-- START Data section --
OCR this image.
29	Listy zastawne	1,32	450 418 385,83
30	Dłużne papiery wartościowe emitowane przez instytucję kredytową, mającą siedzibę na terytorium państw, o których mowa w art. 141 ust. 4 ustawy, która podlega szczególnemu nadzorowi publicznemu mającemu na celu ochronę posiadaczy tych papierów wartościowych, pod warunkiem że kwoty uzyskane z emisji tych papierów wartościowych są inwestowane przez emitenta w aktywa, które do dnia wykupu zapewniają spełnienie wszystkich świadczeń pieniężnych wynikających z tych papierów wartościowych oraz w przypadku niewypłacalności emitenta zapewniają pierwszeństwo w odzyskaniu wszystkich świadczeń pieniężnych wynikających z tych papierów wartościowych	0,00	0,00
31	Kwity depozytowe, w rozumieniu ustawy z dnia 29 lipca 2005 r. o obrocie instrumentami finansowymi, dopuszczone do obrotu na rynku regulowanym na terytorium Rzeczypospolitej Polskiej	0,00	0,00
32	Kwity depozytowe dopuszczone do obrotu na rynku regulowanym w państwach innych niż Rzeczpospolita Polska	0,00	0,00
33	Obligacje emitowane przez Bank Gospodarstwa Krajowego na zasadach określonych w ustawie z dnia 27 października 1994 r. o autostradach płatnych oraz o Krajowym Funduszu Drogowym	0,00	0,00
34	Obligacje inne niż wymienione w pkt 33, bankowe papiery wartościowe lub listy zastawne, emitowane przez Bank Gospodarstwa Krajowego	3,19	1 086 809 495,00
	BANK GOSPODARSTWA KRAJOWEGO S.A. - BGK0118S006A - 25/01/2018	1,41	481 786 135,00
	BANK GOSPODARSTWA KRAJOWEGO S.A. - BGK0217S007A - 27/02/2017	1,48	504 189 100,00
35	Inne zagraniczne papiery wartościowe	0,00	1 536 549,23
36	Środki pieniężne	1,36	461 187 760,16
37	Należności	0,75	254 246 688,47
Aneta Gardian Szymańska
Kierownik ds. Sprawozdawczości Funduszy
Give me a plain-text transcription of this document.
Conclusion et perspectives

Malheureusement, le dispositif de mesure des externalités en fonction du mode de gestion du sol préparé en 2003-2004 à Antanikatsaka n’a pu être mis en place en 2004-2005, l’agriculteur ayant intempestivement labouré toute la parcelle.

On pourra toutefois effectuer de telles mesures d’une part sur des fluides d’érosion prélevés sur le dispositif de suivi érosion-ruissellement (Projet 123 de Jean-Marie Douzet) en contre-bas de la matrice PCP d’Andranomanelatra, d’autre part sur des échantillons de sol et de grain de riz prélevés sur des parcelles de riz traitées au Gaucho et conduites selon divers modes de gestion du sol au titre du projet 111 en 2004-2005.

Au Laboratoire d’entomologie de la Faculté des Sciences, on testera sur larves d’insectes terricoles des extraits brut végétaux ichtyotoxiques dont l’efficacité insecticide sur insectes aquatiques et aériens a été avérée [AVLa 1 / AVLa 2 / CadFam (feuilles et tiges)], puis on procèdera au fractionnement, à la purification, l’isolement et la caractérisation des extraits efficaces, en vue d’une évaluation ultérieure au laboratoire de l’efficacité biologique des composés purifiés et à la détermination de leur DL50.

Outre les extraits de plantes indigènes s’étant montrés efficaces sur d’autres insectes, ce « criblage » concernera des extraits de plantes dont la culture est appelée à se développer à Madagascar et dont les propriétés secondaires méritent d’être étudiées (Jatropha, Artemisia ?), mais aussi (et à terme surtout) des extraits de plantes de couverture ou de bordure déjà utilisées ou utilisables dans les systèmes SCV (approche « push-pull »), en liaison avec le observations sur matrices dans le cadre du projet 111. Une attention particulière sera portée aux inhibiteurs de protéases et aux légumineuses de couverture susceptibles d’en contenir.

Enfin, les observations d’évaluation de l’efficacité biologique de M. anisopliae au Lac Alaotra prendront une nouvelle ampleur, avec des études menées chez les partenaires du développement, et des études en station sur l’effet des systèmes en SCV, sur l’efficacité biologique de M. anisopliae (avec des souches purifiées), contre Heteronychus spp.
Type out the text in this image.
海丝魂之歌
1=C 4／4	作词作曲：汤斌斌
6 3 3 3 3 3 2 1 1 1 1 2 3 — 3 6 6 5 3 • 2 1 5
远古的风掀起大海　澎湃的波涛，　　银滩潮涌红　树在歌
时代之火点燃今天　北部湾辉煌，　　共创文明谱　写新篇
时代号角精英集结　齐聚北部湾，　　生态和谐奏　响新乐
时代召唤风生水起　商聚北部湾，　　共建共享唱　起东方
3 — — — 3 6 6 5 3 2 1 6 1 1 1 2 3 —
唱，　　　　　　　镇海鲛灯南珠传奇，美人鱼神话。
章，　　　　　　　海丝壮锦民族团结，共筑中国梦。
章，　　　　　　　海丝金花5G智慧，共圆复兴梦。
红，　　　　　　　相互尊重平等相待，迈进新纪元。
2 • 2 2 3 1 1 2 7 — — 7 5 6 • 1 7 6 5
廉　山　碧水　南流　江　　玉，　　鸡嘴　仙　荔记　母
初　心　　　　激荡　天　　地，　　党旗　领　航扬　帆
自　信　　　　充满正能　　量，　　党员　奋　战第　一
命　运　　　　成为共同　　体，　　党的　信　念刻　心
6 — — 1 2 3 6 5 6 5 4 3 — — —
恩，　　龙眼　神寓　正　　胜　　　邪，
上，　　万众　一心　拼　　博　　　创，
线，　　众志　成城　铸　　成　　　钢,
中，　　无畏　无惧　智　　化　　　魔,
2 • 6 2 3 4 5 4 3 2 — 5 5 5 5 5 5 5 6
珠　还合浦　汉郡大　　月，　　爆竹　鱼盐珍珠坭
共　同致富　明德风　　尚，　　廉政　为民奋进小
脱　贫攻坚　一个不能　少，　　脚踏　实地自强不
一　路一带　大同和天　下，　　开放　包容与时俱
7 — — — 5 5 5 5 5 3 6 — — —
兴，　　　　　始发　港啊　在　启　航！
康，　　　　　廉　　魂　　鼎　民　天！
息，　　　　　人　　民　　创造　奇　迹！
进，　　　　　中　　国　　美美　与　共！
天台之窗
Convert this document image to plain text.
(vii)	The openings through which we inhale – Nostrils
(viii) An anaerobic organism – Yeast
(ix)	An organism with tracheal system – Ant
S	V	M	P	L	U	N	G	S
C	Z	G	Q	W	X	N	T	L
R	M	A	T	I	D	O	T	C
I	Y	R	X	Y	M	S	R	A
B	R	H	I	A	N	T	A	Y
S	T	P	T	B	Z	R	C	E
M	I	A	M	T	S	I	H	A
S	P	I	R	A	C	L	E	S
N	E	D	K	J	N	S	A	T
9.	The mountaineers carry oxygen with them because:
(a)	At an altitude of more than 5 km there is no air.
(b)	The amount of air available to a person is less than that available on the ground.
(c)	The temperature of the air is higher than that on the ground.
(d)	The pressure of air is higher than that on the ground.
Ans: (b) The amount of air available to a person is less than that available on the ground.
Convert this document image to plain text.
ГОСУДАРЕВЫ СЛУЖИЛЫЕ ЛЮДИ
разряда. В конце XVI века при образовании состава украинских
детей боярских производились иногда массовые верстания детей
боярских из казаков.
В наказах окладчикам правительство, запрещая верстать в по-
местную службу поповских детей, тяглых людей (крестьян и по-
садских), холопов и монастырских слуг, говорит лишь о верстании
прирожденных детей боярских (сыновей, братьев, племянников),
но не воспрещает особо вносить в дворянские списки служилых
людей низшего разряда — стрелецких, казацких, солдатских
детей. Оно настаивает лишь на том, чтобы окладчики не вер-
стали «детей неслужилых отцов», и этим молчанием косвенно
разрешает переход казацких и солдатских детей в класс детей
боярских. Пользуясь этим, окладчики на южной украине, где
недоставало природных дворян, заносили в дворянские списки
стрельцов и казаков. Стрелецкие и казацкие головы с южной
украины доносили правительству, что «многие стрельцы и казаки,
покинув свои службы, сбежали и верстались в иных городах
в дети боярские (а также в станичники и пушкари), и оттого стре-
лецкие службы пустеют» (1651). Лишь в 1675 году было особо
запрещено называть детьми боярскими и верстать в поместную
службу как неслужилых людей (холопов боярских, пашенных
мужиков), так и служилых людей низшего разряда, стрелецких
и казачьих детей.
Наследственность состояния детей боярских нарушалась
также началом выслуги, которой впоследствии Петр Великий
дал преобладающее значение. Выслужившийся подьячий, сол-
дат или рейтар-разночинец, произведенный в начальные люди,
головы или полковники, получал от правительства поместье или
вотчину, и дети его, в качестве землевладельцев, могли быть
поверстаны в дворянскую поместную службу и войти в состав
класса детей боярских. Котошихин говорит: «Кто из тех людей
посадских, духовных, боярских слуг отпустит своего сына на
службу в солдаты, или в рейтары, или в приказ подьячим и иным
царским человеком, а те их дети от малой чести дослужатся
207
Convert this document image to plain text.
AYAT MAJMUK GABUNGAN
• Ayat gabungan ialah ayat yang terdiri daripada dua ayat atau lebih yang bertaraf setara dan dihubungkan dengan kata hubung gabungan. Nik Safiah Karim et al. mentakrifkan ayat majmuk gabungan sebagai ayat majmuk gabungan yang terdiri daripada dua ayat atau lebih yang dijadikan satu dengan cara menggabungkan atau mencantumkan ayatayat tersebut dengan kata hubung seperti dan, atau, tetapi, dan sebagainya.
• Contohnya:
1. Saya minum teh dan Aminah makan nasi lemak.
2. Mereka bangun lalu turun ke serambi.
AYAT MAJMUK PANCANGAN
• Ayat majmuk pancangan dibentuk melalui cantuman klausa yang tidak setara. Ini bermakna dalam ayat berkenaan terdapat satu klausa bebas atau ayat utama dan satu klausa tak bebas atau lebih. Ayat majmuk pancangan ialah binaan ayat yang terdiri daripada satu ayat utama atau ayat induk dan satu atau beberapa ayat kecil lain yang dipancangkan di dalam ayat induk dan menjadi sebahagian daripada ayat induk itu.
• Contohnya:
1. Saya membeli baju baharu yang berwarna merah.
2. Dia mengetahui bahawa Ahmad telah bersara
-- END Data section --
_Work to be completed_
For the material, find the number of lines holding the word "zastawne" and give that figure and nothing more.

_The completed task_
2